GIVEN TASK: Every entry below should be transcribed exactly; pictures stay out of the copy.

(Stored data)

# # #

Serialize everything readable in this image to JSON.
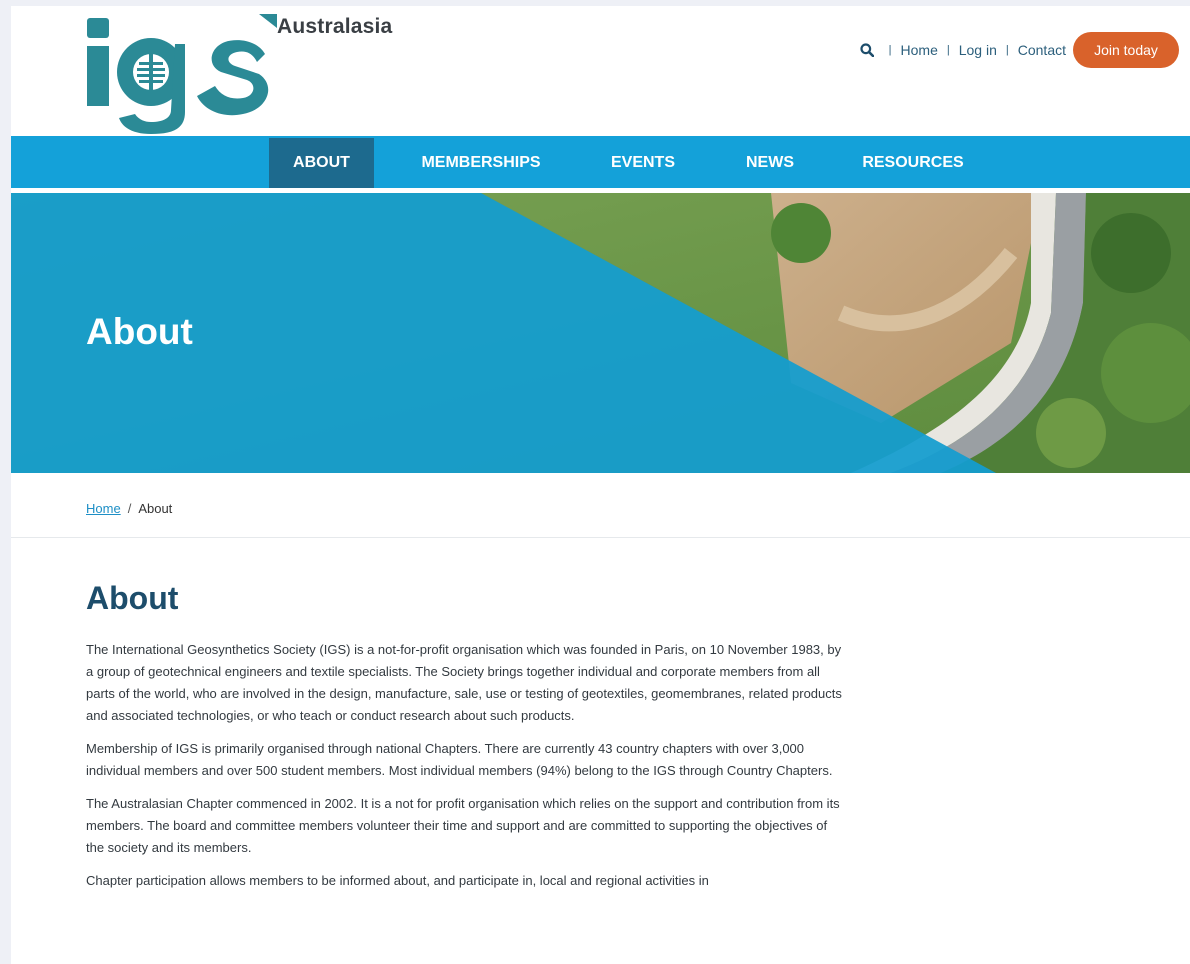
{
  "header": {
    "logo_text": "igs",
    "logo_sub": "Australasia",
    "util_links": [
      "Home",
      "Log in",
      "Contact"
    ],
    "join_label": "Join today"
  },
  "nav": {
    "items": [
      "ABOUT",
      "MEMBERSHIPS",
      "EVENTS",
      "NEWS",
      "RESOURCES"
    ],
    "active": "ABOUT"
  },
  "hero": {
    "title": "About"
  },
  "breadcrumb": {
    "home": "Home",
    "separator": "/",
    "current": "About"
  },
  "content": {
    "heading": "About",
    "paragraphs": [
      "The International Geosynthetics Society (IGS) is a not-for-profit organisation which was founded in Paris, on 10 November 1983, by a group of geotechnical engineers and textile specialists. The Society brings together individual and corporate members from all parts of the world, who are involved in the design, manufacture, sale, use or testing of geotextiles, geomembranes, related products and associated technologies, or who teach or conduct research about such products.",
      "Membership of IGS is primarily organised through national Chapters. There are currently 43 country chapters with over 3,000 individual members and over 500 student members. Most individual members (94%) belong to the IGS through Country Chapters.",
      "The Australasian Chapter commenced in 2002. It is a not for profit organisation which relies on the support and contribution from its members. The board and committee members volunteer their time and support and are committed to supporting the objectives of the society and its members.",
      "Chapter participation allows members to be informed about, and participate in, local and regional activities in"
    ]
  },
  "colors": {
    "brand_teal": "#2b8a96",
    "nav_blue": "#14a1d9",
    "nav_active": "#1d6a8e",
    "join_orange": "#d9622b",
    "heading_navy": "#1d4d6b"
  },
  "icons": {
    "search": "search-icon",
    "logo_mark": "globe-icon"
  }
}
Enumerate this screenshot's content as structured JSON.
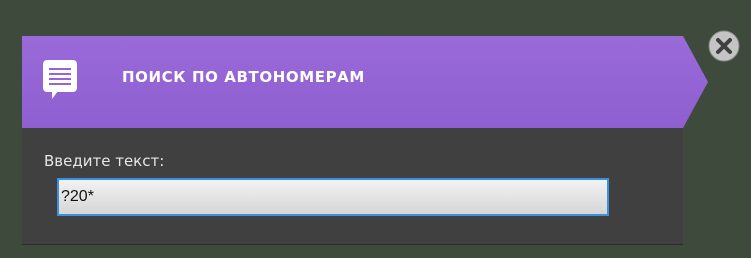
{
  "dialog": {
    "title": "ПОИСК ПО АВТОНОМЕРАМ",
    "field_label": "Введите текст:",
    "search_value": "?20*"
  },
  "icons": {
    "header": "document-icon",
    "close": "close-icon"
  },
  "colors": {
    "background": "#3e4b3c",
    "header": "#9565d6",
    "panel": "#404040",
    "input_border": "#3d8fe0"
  }
}
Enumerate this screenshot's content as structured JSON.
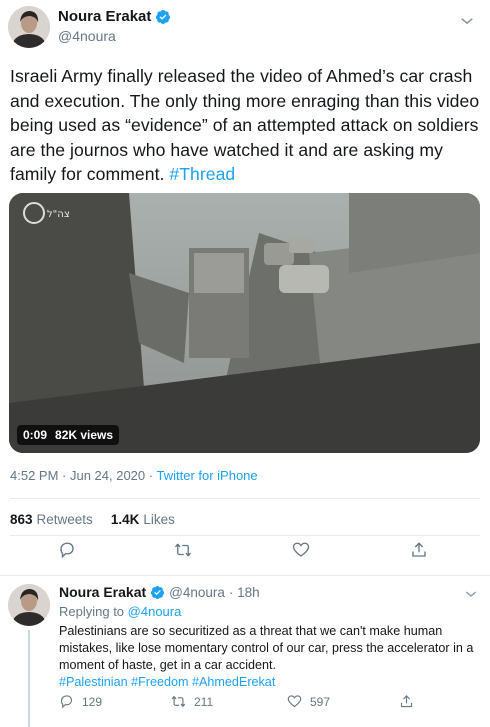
{
  "tweet": {
    "author": {
      "name": "Noura Erakat",
      "handle": "@4noura"
    },
    "text": "Israeli Army finally released the video  of Ahmed’s car crash and execution. The only thing more enraging than this video being used as “evidence” of an attempted attack on soldiers are the journos who have watched it and are asking my family for comment. ",
    "hashtag": "#Thread",
    "video": {
      "duration": "0:09",
      "views": "82K views"
    },
    "timestamp": "4:52 PM · Jun 24, 2020",
    "separator": " · ",
    "source": "Twitter for iPhone",
    "retweets": {
      "count": "863",
      "label": "Retweets"
    },
    "likes": {
      "count": "1.4K",
      "label": "Likes"
    }
  },
  "reply": {
    "author": {
      "name": "Noura Erakat",
      "handle": "@4noura",
      "time": "· 18h"
    },
    "replying_label": "Replying to ",
    "replying_to": "@4noura",
    "text": "Palestinians are so securitized as a threat that we can't make human mistakes, like lose momentary control of our car, press the accelerator in a moment of haste, get in a car accident.",
    "hashtags": "#Palestinian #Freedom #AhmedErekat",
    "counts": {
      "replies": "129",
      "retweets": "211",
      "likes": "597"
    }
  },
  "colors": {
    "accent": "#1da1f2",
    "muted": "#657786",
    "text": "#14171a"
  },
  "icons": [
    "verified-badge-icon",
    "chevron-down-icon",
    "reply-icon",
    "retweet-icon",
    "like-icon",
    "share-icon"
  ]
}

# # #

COMPLETED TASK:
Serialize everything readable in this image to JSON.
{
  "header": {
    "logo_text": "igs",
    "logo_sub": "Australasia",
    "util_links": [
      "Home",
      "Log in",
      "Contact"
    ],
    "join_label": "Join today"
  },
  "nav": {
    "items": [
      "ABOUT",
      "MEMBERSHIPS",
      "EVENTS",
      "NEWS",
      "RESOURCES"
    ],
    "active": "ABOUT"
  },
  "hero": {
    "title": "About"
  },
  "breadcrumb": {
    "home": "Home",
    "separator": "/",
    "current": "About"
  },
  "content": {
    "heading": "About",
    "paragraphs": [
      "The International Geosynthetics Society (IGS) is a not-for-profit organisation which was founded in Paris, on 10 November 1983, by a group of geotechnical engineers and textile specialists. The Society brings together individual and corporate members from all parts of the world, who are involved in the design, manufacture, sale, use or testing of geotextiles, geomembranes, related products and associated technologies, or who teach or conduct research about such products.",
      "Membership of IGS is primarily organised through national Chapters. There are currently 43 country chapters with over 3,000 individual members and over 500 student members. Most individual members (94%) belong to the IGS through Country Chapters.",
      "The Australasian Chapter commenced in 2002. It is a not for profit organisation which relies on the support and contribution from its members. The board and committee members volunteer their time and support and are committed to supporting the objectives of the society and its members.",
      "Chapter participation allows members to be informed about, and participate in, local and regional activities in"
    ]
  },
  "colors": {
    "brand_teal": "#2b8a96",
    "nav_blue": "#14a1d9",
    "nav_active": "#1d6a8e",
    "join_orange": "#d9622b",
    "heading_navy": "#1d4d6b"
  },
  "icons": {
    "search": "search-icon",
    "logo_mark": "globe-icon"
  }
}
Enumerate this screenshot's content as structured JSON.
{
  "dialog": {
    "title": "ПОИСК ПО АВТОНОМЕРАМ",
    "field_label": "Введите текст:",
    "search_value": "?20*"
  },
  "icons": {
    "header": "document-icon",
    "close": "close-icon"
  },
  "colors": {
    "background": "#3e4b3c",
    "header": "#9565d6",
    "panel": "#404040",
    "input_border": "#3d8fe0"
  }
}
Enumerate this screenshot's content as structured JSON.
{
  "tweet": {
    "author": {
      "name": "Noura Erakat",
      "handle": "@4noura"
    },
    "text": "Israeli Army finally released the video  of Ahmed’s car crash and execution. The only thing more enraging than this video being used as “evidence” of an attempted attack on soldiers are the journos who have watched it and are asking my family for comment. ",
    "hashtag": "#Thread",
    "video": {
      "duration": "0:09",
      "views": "82K views"
    },
    "timestamp": "4:52 PM · Jun 24, 2020",
    "separator": " · ",
    "source": "Twitter for iPhone",
    "retweets": {
      "count": "863",
      "label": "Retweets"
    },
    "likes": {
      "count": "1.4K",
      "label": "Likes"
    }
  },
  "reply": {
    "author": {
      "name": "Noura Erakat",
      "handle": "@4noura",
      "time": "· 18h"
    },
    "replying_label": "Replying to ",
    "replying_to": "@4noura",
    "text": "Palestinians are so securitized as a threat that we can't make human mistakes, like lose momentary control of our car, press the accelerator in a moment of haste, get in a car accident.",
    "hashtags": "#Palestinian #Freedom #AhmedErekat",
    "counts": {
      "replies": "129",
      "retweets": "211",
      "likes": "597"
    }
  },
  "colors": {
    "accent": "#1da1f2",
    "muted": "#657786",
    "text": "#14171a"
  },
  "icons": [
    "verified-badge-icon",
    "chevron-down-icon",
    "reply-icon",
    "retweet-icon",
    "like-icon",
    "share-icon"
  ]
}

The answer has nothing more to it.